— start RECORD EXCERPTS —
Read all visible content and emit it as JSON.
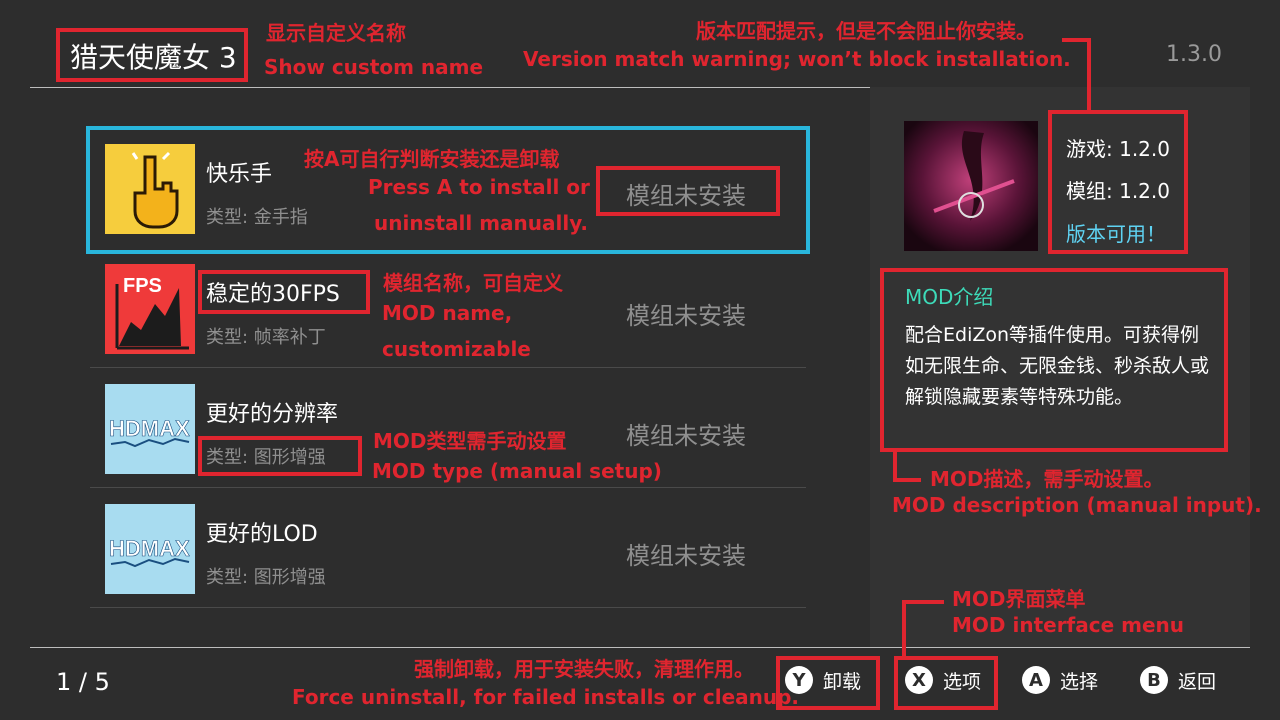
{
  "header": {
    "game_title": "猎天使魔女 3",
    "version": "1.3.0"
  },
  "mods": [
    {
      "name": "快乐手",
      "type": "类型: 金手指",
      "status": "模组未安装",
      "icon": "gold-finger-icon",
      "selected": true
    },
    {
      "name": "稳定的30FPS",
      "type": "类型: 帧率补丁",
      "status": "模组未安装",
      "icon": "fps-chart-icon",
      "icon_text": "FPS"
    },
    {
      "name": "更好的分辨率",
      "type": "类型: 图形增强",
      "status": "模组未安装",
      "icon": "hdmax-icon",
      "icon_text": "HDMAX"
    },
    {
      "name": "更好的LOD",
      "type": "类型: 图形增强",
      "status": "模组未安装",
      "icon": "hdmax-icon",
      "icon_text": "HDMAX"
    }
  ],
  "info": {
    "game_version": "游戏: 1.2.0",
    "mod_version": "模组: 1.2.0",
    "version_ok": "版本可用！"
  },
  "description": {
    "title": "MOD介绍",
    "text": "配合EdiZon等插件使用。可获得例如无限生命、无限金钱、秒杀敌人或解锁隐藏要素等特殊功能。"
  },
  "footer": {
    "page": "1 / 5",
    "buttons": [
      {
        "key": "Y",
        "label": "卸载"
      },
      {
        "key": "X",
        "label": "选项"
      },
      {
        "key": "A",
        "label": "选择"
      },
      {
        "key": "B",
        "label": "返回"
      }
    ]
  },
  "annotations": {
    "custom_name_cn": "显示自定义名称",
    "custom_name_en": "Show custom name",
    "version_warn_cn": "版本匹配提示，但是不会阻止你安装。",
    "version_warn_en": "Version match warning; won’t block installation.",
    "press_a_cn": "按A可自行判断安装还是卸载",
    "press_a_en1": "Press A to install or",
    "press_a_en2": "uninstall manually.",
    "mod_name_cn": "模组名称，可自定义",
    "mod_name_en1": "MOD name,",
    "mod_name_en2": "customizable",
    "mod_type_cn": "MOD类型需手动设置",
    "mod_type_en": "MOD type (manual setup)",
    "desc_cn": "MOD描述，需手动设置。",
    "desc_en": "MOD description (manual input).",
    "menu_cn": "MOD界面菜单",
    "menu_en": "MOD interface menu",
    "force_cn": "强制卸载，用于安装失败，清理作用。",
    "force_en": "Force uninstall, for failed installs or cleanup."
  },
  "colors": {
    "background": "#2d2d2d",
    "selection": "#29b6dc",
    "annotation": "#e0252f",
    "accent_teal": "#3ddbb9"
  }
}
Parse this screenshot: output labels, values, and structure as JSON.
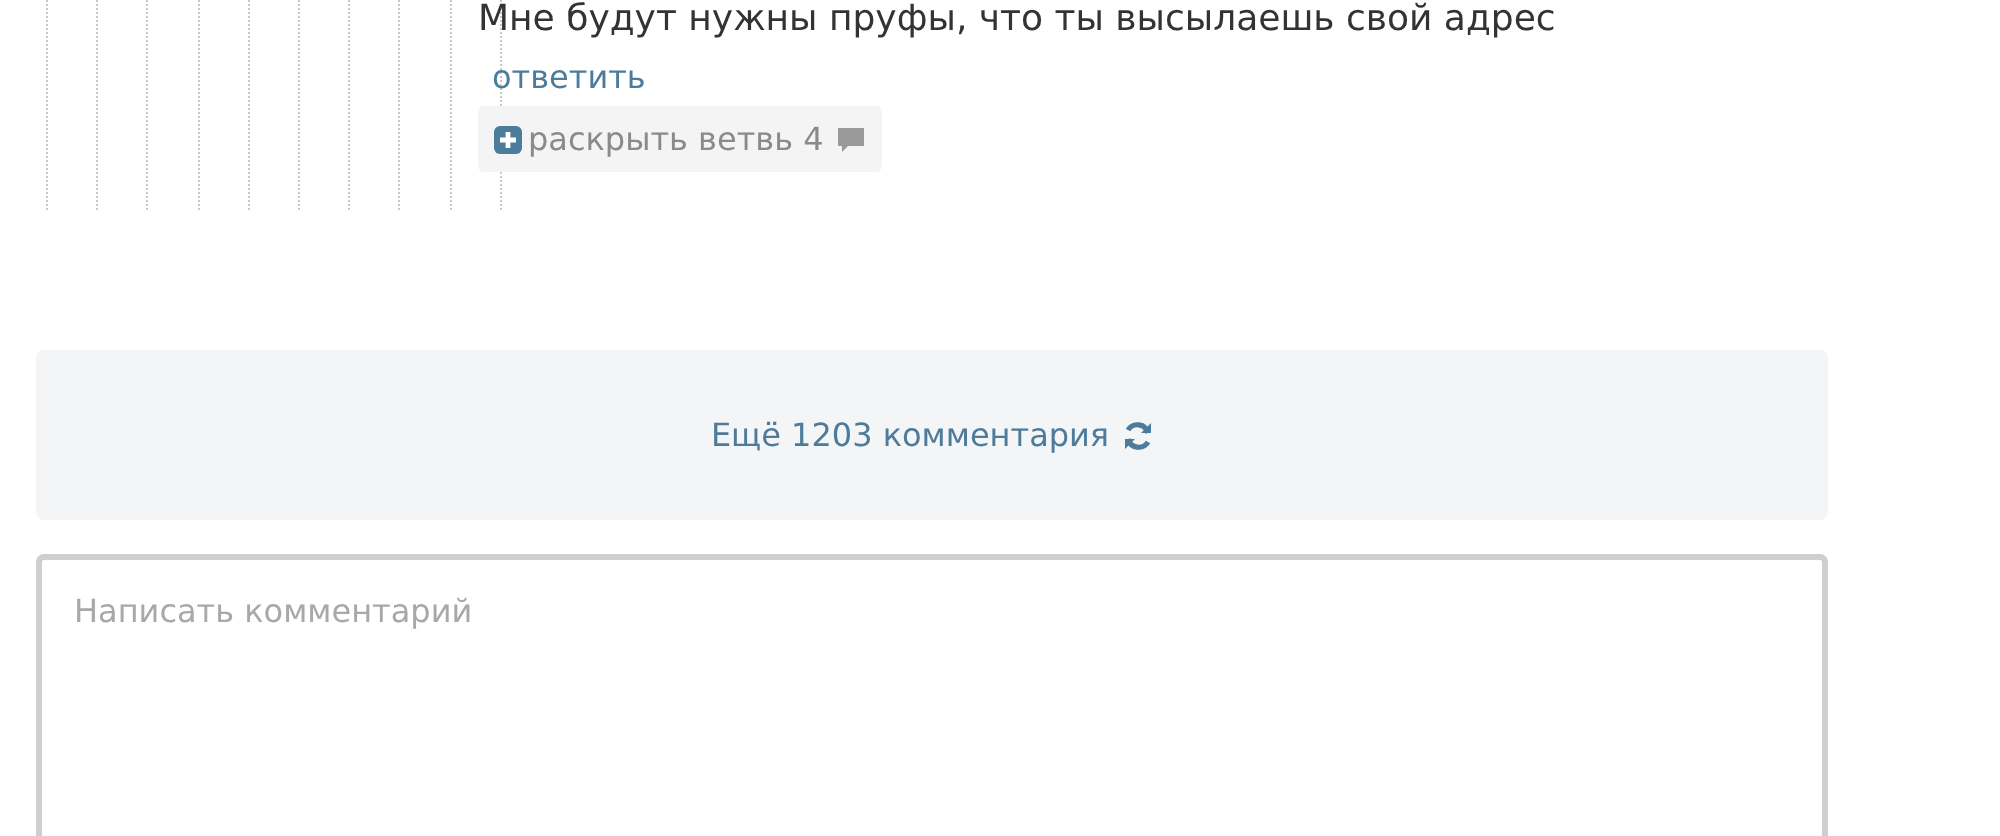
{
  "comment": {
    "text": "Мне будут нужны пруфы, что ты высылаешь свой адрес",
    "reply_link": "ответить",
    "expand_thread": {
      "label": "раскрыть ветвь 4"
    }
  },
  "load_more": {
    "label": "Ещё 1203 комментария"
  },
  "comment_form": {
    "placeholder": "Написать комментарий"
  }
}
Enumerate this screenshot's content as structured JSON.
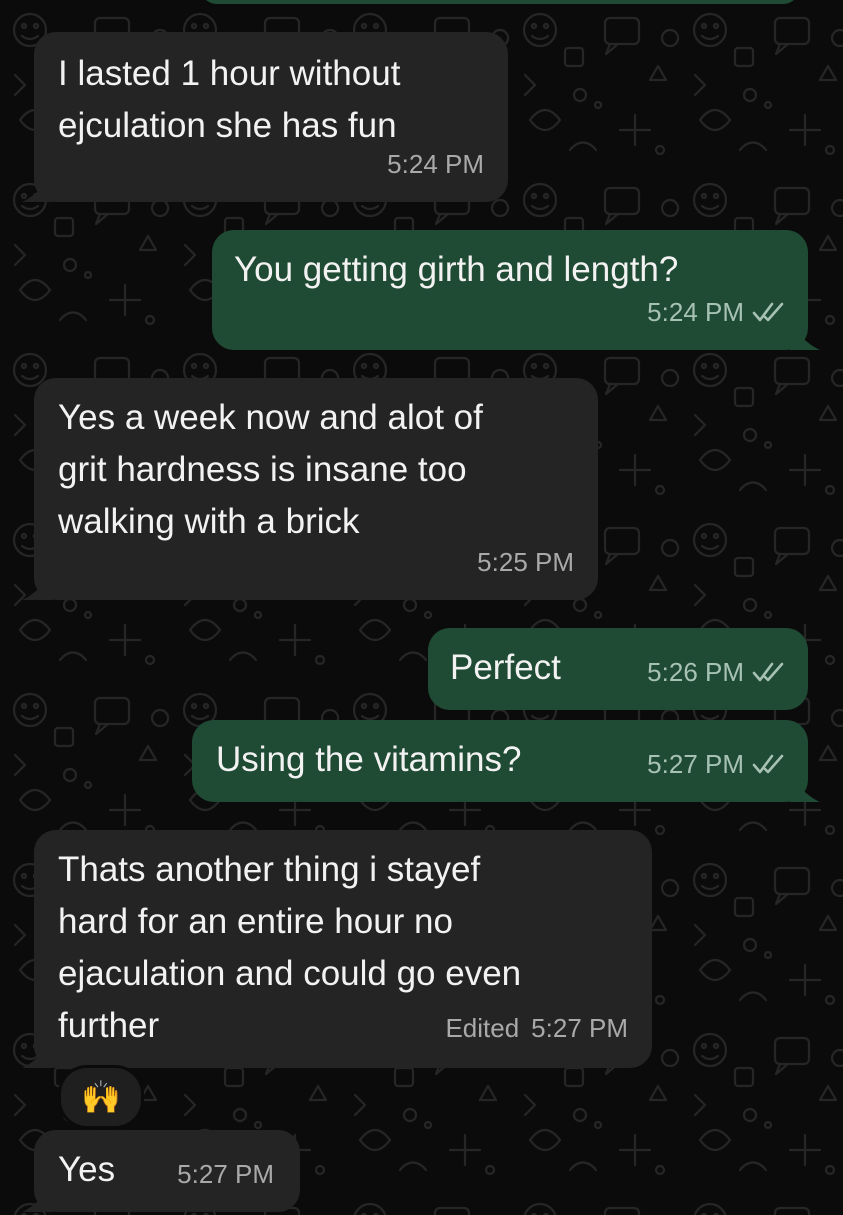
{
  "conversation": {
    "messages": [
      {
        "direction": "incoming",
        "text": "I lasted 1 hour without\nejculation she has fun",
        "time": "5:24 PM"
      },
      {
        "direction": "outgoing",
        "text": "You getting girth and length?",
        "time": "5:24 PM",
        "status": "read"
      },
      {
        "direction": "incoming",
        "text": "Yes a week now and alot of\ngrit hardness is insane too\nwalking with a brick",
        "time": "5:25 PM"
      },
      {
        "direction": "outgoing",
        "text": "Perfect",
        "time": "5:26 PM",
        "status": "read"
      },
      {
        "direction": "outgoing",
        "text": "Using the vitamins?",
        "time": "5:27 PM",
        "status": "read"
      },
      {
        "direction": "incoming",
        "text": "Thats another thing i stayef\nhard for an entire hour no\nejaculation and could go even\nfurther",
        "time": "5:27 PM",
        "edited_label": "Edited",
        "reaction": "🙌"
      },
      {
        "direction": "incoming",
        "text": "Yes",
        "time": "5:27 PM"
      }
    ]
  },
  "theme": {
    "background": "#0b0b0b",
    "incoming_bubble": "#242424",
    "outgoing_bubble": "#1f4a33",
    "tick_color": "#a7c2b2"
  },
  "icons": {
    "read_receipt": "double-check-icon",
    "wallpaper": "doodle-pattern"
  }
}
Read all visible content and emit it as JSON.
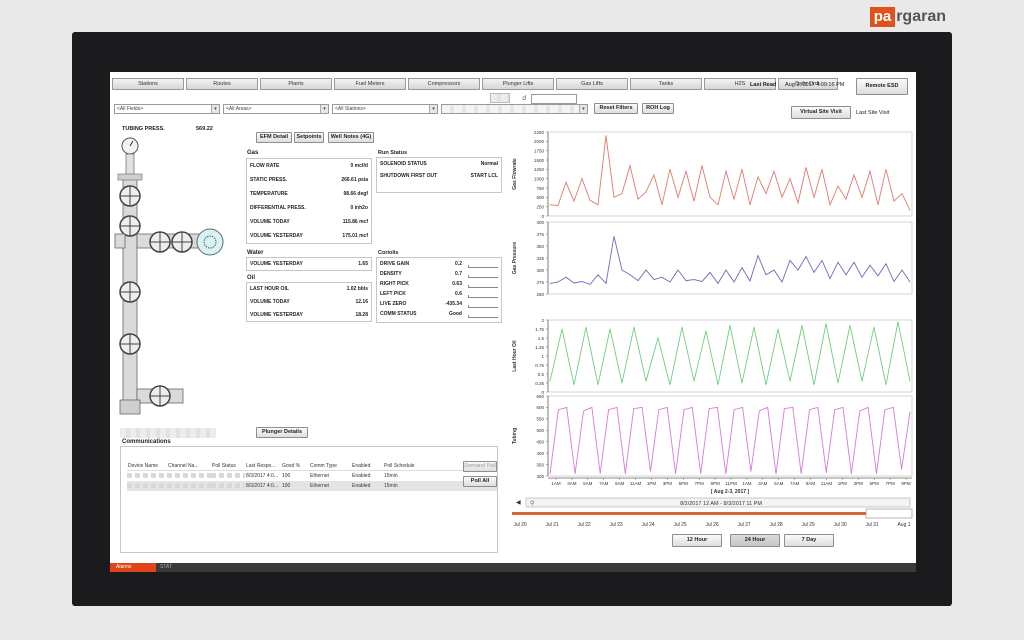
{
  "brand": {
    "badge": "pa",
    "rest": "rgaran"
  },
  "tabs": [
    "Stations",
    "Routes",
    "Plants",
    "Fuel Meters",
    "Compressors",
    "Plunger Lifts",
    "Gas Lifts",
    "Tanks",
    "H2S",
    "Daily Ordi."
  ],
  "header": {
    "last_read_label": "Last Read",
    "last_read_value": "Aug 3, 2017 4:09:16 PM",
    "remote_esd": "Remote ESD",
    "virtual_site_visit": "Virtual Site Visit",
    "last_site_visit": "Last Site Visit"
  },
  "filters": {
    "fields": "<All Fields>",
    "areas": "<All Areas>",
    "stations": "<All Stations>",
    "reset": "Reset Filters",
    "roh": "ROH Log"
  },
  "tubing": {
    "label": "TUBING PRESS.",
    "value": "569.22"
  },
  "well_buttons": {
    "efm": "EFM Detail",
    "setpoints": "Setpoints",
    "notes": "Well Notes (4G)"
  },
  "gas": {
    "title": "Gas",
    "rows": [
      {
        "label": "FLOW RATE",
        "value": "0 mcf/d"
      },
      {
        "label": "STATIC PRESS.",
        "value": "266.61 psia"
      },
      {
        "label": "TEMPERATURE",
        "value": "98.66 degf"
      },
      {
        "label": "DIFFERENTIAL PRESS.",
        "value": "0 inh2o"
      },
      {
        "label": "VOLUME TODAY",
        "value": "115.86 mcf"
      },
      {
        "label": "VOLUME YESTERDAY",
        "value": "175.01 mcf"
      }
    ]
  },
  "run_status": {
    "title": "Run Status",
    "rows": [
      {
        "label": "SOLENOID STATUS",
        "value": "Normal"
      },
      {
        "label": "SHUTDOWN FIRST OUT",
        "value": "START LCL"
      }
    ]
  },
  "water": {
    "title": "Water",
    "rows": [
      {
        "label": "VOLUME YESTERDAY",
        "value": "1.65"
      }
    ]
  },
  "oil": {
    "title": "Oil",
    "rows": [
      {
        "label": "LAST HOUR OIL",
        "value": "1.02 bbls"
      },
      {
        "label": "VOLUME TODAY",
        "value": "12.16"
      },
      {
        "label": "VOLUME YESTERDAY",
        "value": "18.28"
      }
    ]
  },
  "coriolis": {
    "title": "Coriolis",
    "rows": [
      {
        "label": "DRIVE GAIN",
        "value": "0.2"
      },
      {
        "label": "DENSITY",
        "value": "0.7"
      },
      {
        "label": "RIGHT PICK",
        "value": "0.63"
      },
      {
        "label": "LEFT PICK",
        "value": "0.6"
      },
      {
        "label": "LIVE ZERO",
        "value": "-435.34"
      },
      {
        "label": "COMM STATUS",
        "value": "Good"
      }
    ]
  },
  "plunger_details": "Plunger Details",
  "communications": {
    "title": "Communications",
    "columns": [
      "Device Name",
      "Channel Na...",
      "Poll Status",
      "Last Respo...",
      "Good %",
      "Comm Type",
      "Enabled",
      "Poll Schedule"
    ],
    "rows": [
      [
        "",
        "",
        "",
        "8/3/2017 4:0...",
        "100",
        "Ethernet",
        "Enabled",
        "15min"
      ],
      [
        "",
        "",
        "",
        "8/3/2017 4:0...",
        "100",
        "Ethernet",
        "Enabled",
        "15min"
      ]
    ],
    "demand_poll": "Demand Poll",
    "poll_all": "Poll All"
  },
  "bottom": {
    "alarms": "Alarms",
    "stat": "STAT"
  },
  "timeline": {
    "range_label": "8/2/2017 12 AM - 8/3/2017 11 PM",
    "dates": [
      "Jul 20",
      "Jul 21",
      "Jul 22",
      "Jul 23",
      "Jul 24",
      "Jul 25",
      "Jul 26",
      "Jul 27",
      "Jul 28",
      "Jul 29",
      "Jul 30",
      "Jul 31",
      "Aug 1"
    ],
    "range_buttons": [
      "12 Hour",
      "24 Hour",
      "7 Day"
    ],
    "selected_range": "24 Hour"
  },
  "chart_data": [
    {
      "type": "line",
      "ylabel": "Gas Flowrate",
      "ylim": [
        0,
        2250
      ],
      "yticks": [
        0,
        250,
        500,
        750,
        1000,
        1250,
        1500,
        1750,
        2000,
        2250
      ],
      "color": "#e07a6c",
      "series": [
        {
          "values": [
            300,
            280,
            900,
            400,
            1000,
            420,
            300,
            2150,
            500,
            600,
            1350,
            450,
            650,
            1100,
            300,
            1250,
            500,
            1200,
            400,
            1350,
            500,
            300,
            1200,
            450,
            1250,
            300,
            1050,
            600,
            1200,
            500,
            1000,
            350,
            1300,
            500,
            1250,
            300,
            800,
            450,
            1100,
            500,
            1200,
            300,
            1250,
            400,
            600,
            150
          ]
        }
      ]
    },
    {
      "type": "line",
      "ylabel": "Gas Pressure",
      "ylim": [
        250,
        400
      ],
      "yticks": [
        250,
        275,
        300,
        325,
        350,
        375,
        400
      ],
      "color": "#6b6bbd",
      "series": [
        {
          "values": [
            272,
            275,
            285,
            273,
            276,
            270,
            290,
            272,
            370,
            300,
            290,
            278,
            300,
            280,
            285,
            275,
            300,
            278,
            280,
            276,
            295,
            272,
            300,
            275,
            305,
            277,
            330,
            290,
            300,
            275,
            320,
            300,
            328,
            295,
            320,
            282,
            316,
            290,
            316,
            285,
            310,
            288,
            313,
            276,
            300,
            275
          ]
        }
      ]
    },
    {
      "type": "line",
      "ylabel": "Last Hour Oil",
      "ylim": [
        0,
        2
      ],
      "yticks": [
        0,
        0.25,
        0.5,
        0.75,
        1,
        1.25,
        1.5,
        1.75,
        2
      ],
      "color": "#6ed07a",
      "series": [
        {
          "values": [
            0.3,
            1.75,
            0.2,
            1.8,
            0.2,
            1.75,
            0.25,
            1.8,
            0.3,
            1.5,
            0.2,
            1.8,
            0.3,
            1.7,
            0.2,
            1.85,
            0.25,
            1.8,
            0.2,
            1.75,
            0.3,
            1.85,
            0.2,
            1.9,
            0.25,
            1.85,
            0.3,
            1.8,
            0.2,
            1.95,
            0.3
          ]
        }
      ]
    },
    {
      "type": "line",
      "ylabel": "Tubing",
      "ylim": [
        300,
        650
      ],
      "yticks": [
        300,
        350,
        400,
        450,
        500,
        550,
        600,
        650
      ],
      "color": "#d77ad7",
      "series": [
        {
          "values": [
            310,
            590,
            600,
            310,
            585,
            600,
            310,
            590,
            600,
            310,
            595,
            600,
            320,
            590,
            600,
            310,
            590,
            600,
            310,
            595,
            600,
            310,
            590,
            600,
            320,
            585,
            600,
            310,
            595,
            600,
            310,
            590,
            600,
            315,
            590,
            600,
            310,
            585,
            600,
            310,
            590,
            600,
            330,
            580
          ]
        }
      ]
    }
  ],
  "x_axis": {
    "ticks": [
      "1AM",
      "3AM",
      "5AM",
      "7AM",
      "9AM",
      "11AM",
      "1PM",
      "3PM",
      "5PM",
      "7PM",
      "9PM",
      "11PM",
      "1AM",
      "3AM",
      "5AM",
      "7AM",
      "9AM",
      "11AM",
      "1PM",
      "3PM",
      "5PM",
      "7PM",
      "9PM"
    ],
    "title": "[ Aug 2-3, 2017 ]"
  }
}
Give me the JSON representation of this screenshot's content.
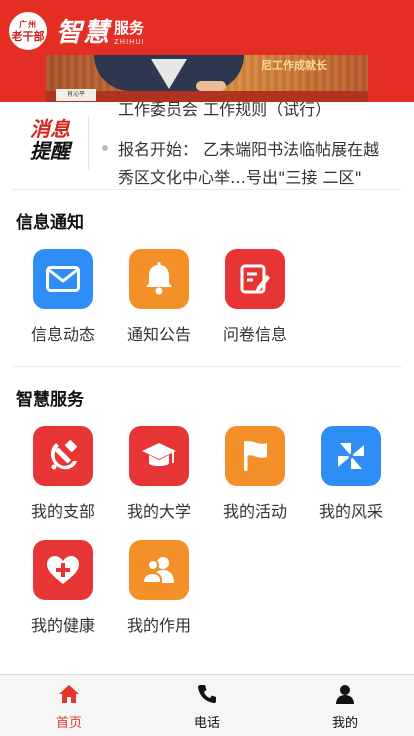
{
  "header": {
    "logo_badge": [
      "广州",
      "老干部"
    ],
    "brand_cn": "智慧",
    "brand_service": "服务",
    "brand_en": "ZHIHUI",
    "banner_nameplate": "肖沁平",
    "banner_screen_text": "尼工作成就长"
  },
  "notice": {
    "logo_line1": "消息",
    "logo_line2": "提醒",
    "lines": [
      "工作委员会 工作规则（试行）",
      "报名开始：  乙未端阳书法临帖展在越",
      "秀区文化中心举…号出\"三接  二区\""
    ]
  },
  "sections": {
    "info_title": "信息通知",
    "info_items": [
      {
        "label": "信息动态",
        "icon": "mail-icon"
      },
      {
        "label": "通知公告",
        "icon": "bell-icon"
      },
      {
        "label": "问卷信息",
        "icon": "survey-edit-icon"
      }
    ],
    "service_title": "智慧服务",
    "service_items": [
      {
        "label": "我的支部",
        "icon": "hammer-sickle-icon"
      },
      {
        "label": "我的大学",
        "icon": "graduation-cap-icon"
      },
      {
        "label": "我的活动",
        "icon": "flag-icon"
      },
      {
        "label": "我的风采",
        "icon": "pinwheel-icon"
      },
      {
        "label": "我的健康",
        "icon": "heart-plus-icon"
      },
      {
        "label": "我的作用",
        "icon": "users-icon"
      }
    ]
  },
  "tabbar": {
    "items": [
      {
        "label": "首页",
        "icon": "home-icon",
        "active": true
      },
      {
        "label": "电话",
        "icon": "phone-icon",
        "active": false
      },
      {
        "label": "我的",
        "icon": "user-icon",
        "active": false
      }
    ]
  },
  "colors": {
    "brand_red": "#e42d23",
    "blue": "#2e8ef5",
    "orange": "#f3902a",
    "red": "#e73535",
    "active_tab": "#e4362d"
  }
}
— end RECORD EXCERPTS —
> [REQUIREMENT]:
Check each line of the data above for the word "background" and say how many lines have it. Give the number alone.

> [WRITTEN ANSWER]:
2